** Task statement **
Reproduce all of the listing below without alteration.

** Data shown **
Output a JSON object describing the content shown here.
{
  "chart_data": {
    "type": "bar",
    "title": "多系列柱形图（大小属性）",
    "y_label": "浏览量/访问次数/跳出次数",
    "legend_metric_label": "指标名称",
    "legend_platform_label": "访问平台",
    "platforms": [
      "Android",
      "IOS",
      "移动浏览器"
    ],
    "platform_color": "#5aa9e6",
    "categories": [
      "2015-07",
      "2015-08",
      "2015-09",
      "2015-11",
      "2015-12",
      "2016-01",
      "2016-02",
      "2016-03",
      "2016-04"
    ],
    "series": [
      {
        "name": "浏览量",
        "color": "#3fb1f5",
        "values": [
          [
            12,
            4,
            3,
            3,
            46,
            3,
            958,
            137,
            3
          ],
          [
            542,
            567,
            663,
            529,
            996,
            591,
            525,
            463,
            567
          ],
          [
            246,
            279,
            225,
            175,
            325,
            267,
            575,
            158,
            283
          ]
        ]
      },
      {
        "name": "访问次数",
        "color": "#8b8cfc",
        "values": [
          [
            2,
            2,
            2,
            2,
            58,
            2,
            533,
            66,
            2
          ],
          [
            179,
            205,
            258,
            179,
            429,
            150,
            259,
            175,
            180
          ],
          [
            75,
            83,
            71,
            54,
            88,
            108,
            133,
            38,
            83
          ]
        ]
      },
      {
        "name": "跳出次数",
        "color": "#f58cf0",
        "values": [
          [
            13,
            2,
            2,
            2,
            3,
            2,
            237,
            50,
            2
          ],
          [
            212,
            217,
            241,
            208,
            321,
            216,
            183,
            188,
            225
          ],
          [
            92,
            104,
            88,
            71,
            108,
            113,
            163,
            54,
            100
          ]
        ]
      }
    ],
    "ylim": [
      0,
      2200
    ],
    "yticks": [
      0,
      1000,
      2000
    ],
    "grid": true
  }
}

** Output for this task **
Output a JSON object describing the content shown here.
{
  "chart_data": {
    "type": "bar",
    "title": "多系列柱形图（大小属性）",
    "y_label": "浏览量/访问次数/跳出次数",
    "legend_metric_label": "指标名称",
    "legend_platform_label": "访问平台",
    "platforms": [
      "Android",
      "IOS",
      "移动浏览器"
    ],
    "platform_color": "#5aa9e6",
    "categories": [
      "2015-07",
      "2015-08",
      "2015-09",
      "2015-11",
      "2015-12",
      "2016-01",
      "2016-02",
      "2016-03",
      "2016-04"
    ],
    "series": [
      {
        "name": "浏览量",
        "color": "#3fb1f5",
        "values": [
          [
            12,
            4,
            3,
            3,
            46,
            3,
            958,
            137,
            3
          ],
          [
            542,
            567,
            663,
            529,
            996,
            591,
            525,
            463,
            567
          ],
          [
            246,
            279,
            225,
            175,
            325,
            267,
            575,
            158,
            283
          ]
        ]
      },
      {
        "name": "访问次数",
        "color": "#8b8cfc",
        "values": [
          [
            2,
            2,
            2,
            2,
            58,
            2,
            533,
            66,
            2
          ],
          [
            179,
            205,
            258,
            179,
            429,
            150,
            259,
            175,
            180
          ],
          [
            75,
            83,
            71,
            54,
            88,
            108,
            133,
            38,
            83
          ]
        ]
      },
      {
        "name": "跳出次数",
        "color": "#f58cf0",
        "values": [
          [
            13,
            2,
            2,
            2,
            3,
            2,
            237,
            50,
            2
          ],
          [
            212,
            217,
            241,
            208,
            321,
            216,
            183,
            188,
            225
          ],
          [
            92,
            104,
            88,
            71,
            108,
            113,
            163,
            54,
            100
          ]
        ]
      }
    ],
    "ylim": [
      0,
      2200
    ],
    "yticks": [
      0,
      1000,
      2000
    ],
    "grid": true
  }
}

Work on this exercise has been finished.